▶ _EXERCISE PROMPT_: Extract all records. Keep each one exact.

▶ _DATASET RECORDS_:
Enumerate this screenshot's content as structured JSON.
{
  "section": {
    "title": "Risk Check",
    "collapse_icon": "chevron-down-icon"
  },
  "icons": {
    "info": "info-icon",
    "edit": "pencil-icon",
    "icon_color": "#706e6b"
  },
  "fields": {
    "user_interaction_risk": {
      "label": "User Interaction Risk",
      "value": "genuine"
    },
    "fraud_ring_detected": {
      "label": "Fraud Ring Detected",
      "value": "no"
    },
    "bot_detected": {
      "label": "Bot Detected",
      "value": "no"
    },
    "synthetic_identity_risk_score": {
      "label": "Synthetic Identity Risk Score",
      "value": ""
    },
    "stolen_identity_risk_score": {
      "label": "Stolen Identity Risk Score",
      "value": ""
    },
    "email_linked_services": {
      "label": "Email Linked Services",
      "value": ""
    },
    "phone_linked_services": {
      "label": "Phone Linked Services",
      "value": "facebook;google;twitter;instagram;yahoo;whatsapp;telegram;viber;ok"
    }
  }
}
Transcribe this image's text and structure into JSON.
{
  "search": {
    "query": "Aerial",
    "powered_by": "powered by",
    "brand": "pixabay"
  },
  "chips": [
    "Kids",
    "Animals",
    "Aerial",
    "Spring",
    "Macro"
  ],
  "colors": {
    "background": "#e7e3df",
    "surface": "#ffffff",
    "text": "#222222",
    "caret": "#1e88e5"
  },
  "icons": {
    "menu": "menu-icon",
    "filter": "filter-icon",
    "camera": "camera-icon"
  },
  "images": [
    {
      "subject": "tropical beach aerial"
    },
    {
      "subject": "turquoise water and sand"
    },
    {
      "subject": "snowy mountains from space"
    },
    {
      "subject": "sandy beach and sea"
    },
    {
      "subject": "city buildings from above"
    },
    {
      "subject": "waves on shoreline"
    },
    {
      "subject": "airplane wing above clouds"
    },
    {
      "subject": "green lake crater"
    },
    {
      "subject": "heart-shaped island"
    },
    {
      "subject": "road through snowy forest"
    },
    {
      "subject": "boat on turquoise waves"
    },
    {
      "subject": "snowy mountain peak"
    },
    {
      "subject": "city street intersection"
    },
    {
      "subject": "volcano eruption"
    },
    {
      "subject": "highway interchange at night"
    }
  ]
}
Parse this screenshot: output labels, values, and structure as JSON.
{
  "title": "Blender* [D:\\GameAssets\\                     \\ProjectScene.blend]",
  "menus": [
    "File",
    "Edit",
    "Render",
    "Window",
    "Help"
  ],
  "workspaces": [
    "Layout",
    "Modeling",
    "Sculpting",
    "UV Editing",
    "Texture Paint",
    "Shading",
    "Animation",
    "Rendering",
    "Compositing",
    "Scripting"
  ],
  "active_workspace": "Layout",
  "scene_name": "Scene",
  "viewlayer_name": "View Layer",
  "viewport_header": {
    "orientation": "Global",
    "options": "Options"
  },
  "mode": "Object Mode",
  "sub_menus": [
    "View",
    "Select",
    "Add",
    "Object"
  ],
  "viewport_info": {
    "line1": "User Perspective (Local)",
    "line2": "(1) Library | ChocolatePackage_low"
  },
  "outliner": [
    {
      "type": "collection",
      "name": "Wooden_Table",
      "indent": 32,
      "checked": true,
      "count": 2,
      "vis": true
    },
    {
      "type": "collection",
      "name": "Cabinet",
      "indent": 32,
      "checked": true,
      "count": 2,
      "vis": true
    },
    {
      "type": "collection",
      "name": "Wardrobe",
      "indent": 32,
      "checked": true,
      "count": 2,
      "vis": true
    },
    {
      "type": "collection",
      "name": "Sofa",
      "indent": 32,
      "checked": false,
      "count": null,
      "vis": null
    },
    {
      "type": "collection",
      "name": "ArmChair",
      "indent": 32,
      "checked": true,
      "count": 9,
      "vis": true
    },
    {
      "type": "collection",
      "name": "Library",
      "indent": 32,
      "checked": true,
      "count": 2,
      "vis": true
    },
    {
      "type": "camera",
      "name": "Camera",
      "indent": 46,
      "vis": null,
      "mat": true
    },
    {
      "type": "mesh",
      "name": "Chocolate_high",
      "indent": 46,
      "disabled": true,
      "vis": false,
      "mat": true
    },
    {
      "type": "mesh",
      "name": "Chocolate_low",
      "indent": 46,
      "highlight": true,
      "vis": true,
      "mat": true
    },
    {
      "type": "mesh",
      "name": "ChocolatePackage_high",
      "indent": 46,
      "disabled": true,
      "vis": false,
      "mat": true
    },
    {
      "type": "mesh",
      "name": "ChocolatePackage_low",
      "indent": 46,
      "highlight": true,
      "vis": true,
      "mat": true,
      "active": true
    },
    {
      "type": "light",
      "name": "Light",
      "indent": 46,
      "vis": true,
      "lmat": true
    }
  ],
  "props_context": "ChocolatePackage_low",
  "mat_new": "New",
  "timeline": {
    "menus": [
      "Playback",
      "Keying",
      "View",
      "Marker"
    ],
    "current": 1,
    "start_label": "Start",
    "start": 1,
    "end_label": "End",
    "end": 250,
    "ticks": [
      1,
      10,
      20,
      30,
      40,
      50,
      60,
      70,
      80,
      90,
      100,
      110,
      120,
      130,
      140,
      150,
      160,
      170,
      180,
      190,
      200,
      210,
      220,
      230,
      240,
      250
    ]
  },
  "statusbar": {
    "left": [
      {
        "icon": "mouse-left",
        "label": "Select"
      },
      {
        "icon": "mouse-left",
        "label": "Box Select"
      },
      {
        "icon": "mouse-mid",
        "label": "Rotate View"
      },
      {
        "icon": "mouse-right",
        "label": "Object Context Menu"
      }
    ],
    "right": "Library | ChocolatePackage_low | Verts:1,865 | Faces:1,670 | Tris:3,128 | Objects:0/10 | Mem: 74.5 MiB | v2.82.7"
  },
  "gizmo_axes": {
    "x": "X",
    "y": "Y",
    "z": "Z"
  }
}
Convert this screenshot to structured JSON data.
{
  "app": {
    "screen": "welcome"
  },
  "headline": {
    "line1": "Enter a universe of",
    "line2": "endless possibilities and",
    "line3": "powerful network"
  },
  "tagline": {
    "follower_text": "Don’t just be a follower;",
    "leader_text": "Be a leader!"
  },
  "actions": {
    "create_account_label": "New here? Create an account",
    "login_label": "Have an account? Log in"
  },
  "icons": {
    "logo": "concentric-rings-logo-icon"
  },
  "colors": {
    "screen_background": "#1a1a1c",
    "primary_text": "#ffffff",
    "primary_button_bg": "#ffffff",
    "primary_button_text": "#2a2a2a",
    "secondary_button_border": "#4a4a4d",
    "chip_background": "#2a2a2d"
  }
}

▶ _FINAL RESULT_:
Enumerate this screenshot's content as structured JSON.
{
  "section": {
    "title": "Risk Check",
    "collapse_icon": "chevron-down-icon"
  },
  "icons": {
    "info": "info-icon",
    "edit": "pencil-icon",
    "icon_color": "#706e6b"
  },
  "fields": {
    "user_interaction_risk": {
      "label": "User Interaction Risk",
      "value": "genuine"
    },
    "fraud_ring_detected": {
      "label": "Fraud Ring Detected",
      "value": "no"
    },
    "bot_detected": {
      "label": "Bot Detected",
      "value": "no"
    },
    "synthetic_identity_risk_score": {
      "label": "Synthetic Identity Risk Score",
      "value": ""
    },
    "stolen_identity_risk_score": {
      "label": "Stolen Identity Risk Score",
      "value": ""
    },
    "email_linked_services": {
      "label": "Email Linked Services",
      "value": ""
    },
    "phone_linked_services": {
      "label": "Phone Linked Services",
      "value": "facebook;google;twitter;instagram;yahoo;whatsapp;telegram;viber;ok"
    }
  }
}
Transcribe this image's text and structure into JSON.
{
  "search": {
    "query": "Aerial",
    "powered_by": "powered by",
    "brand": "pixabay"
  },
  "chips": [
    "Kids",
    "Animals",
    "Aerial",
    "Spring",
    "Macro"
  ],
  "colors": {
    "background": "#e7e3df",
    "surface": "#ffffff",
    "text": "#222222",
    "caret": "#1e88e5"
  },
  "icons": {
    "menu": "menu-icon",
    "filter": "filter-icon",
    "camera": "camera-icon"
  },
  "images": [
    {
      "subject": "tropical beach aerial"
    },
    {
      "subject": "turquoise water and sand"
    },
    {
      "subject": "snowy mountains from space"
    },
    {
      "subject": "sandy beach and sea"
    },
    {
      "subject": "city buildings from above"
    },
    {
      "subject": "waves on shoreline"
    },
    {
      "subject": "airplane wing above clouds"
    },
    {
      "subject": "green lake crater"
    },
    {
      "subject": "heart-shaped island"
    },
    {
      "subject": "road through snowy forest"
    },
    {
      "subject": "boat on turquoise waves"
    },
    {
      "subject": "snowy mountain peak"
    },
    {
      "subject": "city street intersection"
    },
    {
      "subject": "volcano eruption"
    },
    {
      "subject": "highway interchange at night"
    }
  ]
}
Parse this screenshot: output labels, values, and structure as JSON.
{
  "title": "Blender* [D:\\GameAssets\\                     \\ProjectScene.blend]",
  "menus": [
    "File",
    "Edit",
    "Render",
    "Window",
    "Help"
  ],
  "workspaces": [
    "Layout",
    "Modeling",
    "Sculpting",
    "UV Editing",
    "Texture Paint",
    "Shading",
    "Animation",
    "Rendering",
    "Compositing",
    "Scripting"
  ],
  "active_workspace": "Layout",
  "scene_name": "Scene",
  "viewlayer_name": "View Layer",
  "viewport_header": {
    "orientation": "Global",
    "options": "Options"
  },
  "mode": "Object Mode",
  "sub_menus": [
    "View",
    "Select",
    "Add",
    "Object"
  ],
  "viewport_info": {
    "line1": "User Perspective (Local)",
    "line2": "(1) Library | ChocolatePackage_low"
  },
  "outliner": [
    {
      "type": "collection",
      "name": "Wooden_Table",
      "indent": 32,
      "checked": true,
      "count": 2,
      "vis": true
    },
    {
      "type": "collection",
      "name": "Cabinet",
      "indent": 32,
      "checked": true,
      "count": 2,
      "vis": true
    },
    {
      "type": "collection",
      "name": "Wardrobe",
      "indent": 32,
      "checked": true,
      "count": 2,
      "vis": true
    },
    {
      "type": "collection",
      "name": "Sofa",
      "indent": 32,
      "checked": false,
      "count": null,
      "vis": null
    },
    {
      "type": "collection",
      "name": "ArmChair",
      "indent": 32,
      "checked": true,
      "count": 9,
      "vis": true
    },
    {
      "type": "collection",
      "name": "Library",
      "indent": 32,
      "checked": true,
      "count": 2,
      "vis": true
    },
    {
      "type": "camera",
      "name": "Camera",
      "indent": 46,
      "vis": null,
      "mat": true
    },
    {
      "type": "mesh",
      "name": "Chocolate_high",
      "indent": 46,
      "disabled": true,
      "vis": false,
      "mat": true
    },
    {
      "type": "mesh",
      "name": "Chocolate_low",
      "indent": 46,
      "highlight": true,
      "vis": true,
      "mat": true
    },
    {
      "type": "mesh",
      "name": "ChocolatePackage_high",
      "indent": 46,
      "disabled": true,
      "vis": false,
      "mat": true
    },
    {
      "type": "mesh",
      "name": "ChocolatePackage_low",
      "indent": 46,
      "highlight": true,
      "vis": true,
      "mat": true,
      "active": true
    },
    {
      "type": "light",
      "name": "Light",
      "indent": 46,
      "vis": true,
      "lmat": true
    }
  ],
  "props_context": "ChocolatePackage_low",
  "mat_new": "New",
  "timeline": {
    "menus": [
      "Playback",
      "Keying",
      "View",
      "Marker"
    ],
    "current": 1,
    "start_label": "Start",
    "start": 1,
    "end_label": "End",
    "end": 250,
    "ticks": [
      1,
      10,
      20,
      30,
      40,
      50,
      60,
      70,
      80,
      90,
      100,
      110,
      120,
      130,
      140,
      150,
      160,
      170,
      180,
      190,
      200,
      210,
      220,
      230,
      240,
      250
    ]
  },
  "statusbar": {
    "left": [
      {
        "icon": "mouse-left",
        "label": "Select"
      },
      {
        "icon": "mouse-left",
        "label": "Box Select"
      },
      {
        "icon": "mouse-mid",
        "label": "Rotate View"
      },
      {
        "icon": "mouse-right",
        "label": "Object Context Menu"
      }
    ],
    "right": "Library | ChocolatePackage_low | Verts:1,865 | Faces:1,670 | Tris:3,128 | Objects:0/10 | Mem: 74.5 MiB | v2.82.7"
  },
  "gizmo_axes": {
    "x": "X",
    "y": "Y",
    "z": "Z"
  }
}
Convert this screenshot to structured JSON data.
{
  "app": {
    "screen": "welcome"
  },
  "headline": {
    "line1": "Enter a universe of",
    "line2": "endless possibilities and",
    "line3": "powerful network"
  },
  "tagline": {
    "follower_text": "Don’t just be a follower;",
    "leader_text": "Be a leader!"
  },
  "actions": {
    "create_account_label": "New here? Create an account",
    "login_label": "Have an account? Log in"
  },
  "icons": {
    "logo": "concentric-rings-logo-icon"
  },
  "colors": {
    "screen_background": "#1a1a1c",
    "primary_text": "#ffffff",
    "primary_button_bg": "#ffffff",
    "primary_button_text": "#2a2a2a",
    "secondary_button_border": "#4a4a4d",
    "chip_background": "#2a2a2d"
  }
}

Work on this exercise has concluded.